Count the lines of the records that contain the string "duck" and give only the number.

***** Dataset extract

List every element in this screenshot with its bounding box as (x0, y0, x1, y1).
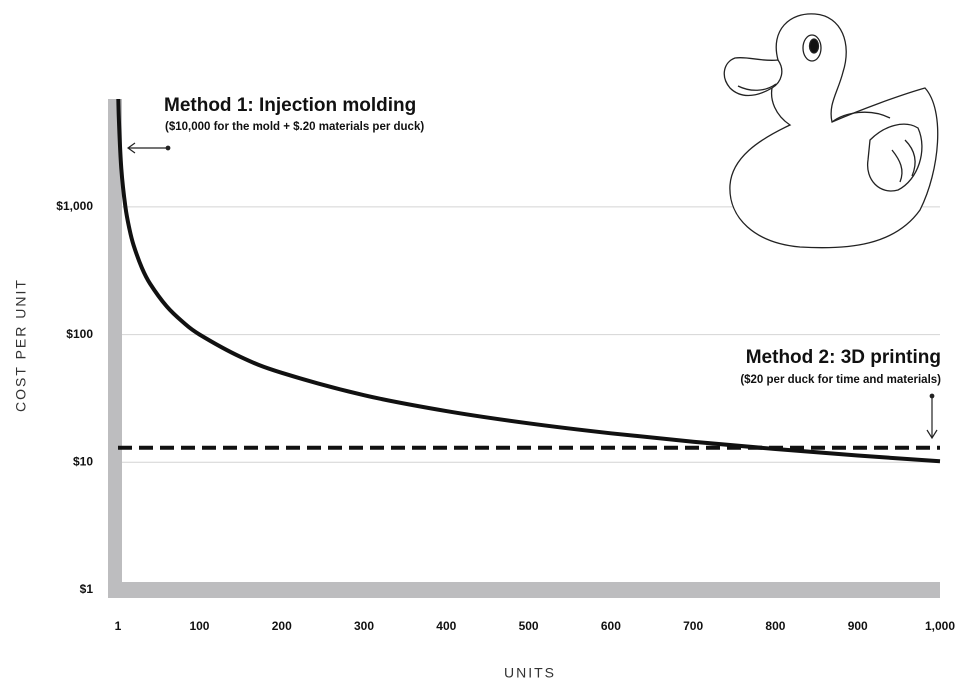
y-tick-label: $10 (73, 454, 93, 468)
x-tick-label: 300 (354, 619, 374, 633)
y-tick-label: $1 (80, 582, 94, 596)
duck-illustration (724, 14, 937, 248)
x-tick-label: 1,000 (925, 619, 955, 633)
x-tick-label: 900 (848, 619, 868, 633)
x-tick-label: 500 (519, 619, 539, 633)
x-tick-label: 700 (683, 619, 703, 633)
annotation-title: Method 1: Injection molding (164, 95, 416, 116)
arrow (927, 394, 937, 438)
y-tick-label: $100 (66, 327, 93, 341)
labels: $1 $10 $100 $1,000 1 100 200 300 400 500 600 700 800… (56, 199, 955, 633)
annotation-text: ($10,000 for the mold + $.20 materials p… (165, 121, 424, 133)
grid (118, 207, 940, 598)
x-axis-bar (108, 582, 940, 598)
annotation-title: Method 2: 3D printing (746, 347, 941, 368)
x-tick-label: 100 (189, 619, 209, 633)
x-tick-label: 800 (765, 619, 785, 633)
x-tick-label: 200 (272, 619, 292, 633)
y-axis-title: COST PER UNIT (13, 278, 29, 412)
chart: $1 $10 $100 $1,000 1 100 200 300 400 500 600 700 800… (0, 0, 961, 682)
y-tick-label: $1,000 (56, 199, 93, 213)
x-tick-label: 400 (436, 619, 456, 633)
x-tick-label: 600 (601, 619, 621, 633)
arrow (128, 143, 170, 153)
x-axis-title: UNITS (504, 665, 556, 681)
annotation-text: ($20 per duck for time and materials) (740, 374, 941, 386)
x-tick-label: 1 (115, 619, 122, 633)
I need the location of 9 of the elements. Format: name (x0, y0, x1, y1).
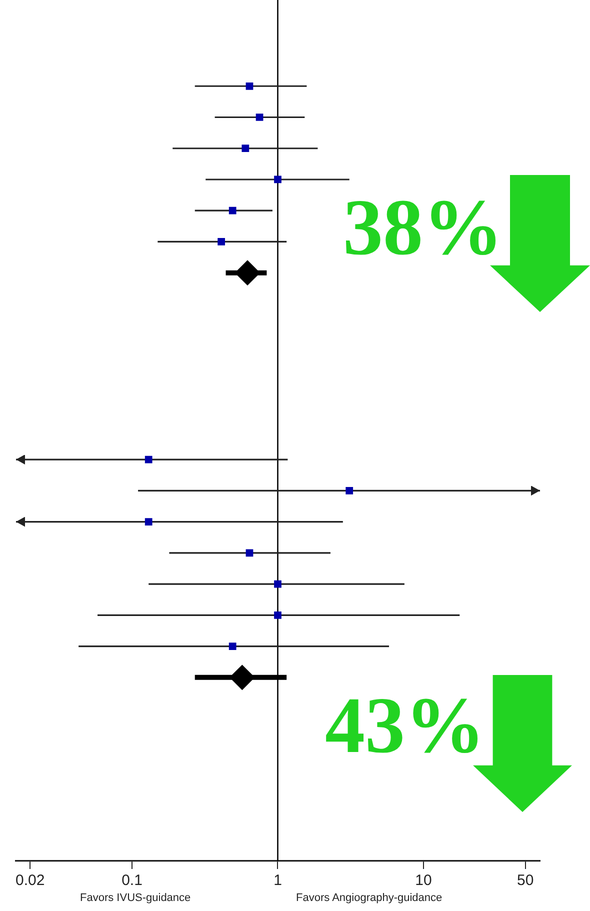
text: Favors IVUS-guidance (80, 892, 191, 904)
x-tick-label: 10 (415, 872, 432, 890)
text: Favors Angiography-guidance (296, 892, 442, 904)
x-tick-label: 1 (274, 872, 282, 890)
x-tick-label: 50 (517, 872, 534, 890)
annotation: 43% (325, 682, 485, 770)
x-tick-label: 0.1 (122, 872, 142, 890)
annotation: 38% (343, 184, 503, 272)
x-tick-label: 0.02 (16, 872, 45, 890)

**********

## Expected output
2